### WORK INSTRUCTIONS
Give the count of lines holding the string "type" and nothing else.

### DATA
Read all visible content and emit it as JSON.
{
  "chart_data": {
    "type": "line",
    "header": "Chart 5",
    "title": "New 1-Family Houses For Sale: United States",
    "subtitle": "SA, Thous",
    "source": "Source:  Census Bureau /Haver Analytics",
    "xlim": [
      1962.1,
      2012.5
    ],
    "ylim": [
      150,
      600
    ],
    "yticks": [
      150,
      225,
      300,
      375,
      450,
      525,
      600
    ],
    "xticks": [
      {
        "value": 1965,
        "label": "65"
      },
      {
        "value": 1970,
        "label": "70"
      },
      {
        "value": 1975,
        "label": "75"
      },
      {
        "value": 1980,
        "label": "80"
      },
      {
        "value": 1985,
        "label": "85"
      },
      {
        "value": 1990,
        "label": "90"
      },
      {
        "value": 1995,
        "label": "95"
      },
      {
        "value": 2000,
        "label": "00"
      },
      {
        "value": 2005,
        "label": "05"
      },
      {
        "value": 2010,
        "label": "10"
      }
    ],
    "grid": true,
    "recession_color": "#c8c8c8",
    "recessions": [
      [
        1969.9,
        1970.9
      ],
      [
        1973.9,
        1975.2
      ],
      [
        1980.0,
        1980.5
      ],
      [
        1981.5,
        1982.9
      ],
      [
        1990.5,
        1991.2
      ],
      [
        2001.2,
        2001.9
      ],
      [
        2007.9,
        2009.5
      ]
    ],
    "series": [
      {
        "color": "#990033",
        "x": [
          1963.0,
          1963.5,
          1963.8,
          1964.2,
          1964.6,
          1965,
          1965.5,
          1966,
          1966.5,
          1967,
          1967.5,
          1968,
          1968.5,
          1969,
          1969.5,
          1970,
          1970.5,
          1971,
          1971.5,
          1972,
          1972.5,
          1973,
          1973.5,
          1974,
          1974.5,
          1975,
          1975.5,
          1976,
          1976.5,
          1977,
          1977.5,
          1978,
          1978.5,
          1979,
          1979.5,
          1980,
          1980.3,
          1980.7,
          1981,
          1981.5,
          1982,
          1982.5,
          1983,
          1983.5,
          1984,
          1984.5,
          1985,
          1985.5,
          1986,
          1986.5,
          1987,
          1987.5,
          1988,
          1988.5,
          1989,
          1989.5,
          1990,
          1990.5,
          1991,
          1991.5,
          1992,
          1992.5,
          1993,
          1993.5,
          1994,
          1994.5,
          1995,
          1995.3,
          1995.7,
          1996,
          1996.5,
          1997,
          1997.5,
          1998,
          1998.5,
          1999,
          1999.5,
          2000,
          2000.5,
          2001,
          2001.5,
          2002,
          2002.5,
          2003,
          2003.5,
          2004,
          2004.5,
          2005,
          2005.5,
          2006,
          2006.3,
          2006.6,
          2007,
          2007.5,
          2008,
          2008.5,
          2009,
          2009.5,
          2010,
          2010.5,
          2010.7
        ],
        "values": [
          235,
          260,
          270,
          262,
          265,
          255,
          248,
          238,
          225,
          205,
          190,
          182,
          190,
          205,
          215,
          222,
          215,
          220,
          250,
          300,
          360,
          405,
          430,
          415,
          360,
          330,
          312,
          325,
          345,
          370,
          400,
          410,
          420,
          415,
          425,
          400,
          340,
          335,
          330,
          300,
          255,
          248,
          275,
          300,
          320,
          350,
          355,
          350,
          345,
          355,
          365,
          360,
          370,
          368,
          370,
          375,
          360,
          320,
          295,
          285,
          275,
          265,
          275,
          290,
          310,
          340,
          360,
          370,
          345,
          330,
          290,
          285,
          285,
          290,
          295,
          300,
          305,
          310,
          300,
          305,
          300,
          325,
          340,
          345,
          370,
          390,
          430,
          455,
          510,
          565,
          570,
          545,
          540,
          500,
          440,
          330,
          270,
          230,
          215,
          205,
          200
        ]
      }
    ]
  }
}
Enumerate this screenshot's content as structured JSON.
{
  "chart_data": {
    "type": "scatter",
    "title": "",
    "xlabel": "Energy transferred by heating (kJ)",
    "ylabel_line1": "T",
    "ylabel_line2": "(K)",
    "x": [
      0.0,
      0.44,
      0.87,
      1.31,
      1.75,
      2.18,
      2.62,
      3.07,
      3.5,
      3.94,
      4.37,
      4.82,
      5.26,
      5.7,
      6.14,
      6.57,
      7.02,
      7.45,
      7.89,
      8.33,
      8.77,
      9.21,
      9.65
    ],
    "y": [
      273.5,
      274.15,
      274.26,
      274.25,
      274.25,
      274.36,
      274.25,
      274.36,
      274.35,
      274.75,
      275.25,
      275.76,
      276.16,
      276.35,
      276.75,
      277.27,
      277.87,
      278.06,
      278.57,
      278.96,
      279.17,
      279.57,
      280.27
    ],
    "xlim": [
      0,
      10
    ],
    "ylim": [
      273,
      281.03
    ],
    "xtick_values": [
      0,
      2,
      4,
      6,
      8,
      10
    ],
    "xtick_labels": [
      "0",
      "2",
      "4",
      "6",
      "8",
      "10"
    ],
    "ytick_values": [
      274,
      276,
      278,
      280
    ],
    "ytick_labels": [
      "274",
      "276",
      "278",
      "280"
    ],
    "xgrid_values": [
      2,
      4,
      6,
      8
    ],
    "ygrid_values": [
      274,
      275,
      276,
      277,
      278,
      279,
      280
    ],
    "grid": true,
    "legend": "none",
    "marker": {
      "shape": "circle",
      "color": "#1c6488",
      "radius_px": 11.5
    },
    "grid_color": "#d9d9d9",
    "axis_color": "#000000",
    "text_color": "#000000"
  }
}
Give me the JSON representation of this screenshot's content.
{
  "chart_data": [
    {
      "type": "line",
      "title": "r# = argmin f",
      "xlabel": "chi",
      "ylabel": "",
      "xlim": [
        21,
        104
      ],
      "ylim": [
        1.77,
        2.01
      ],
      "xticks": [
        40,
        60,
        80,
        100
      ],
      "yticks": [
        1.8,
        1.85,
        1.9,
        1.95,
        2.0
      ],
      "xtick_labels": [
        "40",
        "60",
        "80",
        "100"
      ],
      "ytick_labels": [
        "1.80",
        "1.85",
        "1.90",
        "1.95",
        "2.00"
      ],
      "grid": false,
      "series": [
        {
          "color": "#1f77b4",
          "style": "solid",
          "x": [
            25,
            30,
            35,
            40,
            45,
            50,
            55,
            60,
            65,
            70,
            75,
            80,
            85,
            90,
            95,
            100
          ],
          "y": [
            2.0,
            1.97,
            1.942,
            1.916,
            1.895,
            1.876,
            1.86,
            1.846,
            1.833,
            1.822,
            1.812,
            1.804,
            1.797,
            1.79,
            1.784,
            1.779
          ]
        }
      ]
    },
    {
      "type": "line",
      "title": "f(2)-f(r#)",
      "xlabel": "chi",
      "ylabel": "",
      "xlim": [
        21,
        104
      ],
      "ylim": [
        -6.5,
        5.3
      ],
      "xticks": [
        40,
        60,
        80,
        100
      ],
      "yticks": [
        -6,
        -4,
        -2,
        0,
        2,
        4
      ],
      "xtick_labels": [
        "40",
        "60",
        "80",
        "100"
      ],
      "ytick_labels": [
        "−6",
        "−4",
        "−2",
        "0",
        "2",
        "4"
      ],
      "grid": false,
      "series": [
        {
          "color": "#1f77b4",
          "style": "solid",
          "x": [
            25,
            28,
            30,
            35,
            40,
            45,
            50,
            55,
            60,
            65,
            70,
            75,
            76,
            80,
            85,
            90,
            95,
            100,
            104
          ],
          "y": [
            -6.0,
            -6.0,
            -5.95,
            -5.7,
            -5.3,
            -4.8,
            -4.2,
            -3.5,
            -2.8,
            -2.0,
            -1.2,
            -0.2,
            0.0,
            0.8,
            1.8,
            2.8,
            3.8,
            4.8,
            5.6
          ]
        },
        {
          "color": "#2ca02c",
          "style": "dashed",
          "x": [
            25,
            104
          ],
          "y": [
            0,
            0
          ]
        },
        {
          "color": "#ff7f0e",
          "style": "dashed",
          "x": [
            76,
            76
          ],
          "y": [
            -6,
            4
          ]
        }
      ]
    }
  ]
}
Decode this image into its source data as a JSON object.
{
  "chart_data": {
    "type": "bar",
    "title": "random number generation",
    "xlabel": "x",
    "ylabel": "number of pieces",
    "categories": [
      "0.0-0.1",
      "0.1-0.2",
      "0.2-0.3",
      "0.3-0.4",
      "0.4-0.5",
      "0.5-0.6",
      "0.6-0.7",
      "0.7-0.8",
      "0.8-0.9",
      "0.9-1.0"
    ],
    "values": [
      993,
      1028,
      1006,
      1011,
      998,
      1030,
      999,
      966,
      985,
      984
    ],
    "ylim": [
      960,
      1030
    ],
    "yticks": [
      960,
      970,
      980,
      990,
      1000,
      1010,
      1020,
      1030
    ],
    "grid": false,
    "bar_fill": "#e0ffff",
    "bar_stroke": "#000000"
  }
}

### COMPLETE ANSWER
5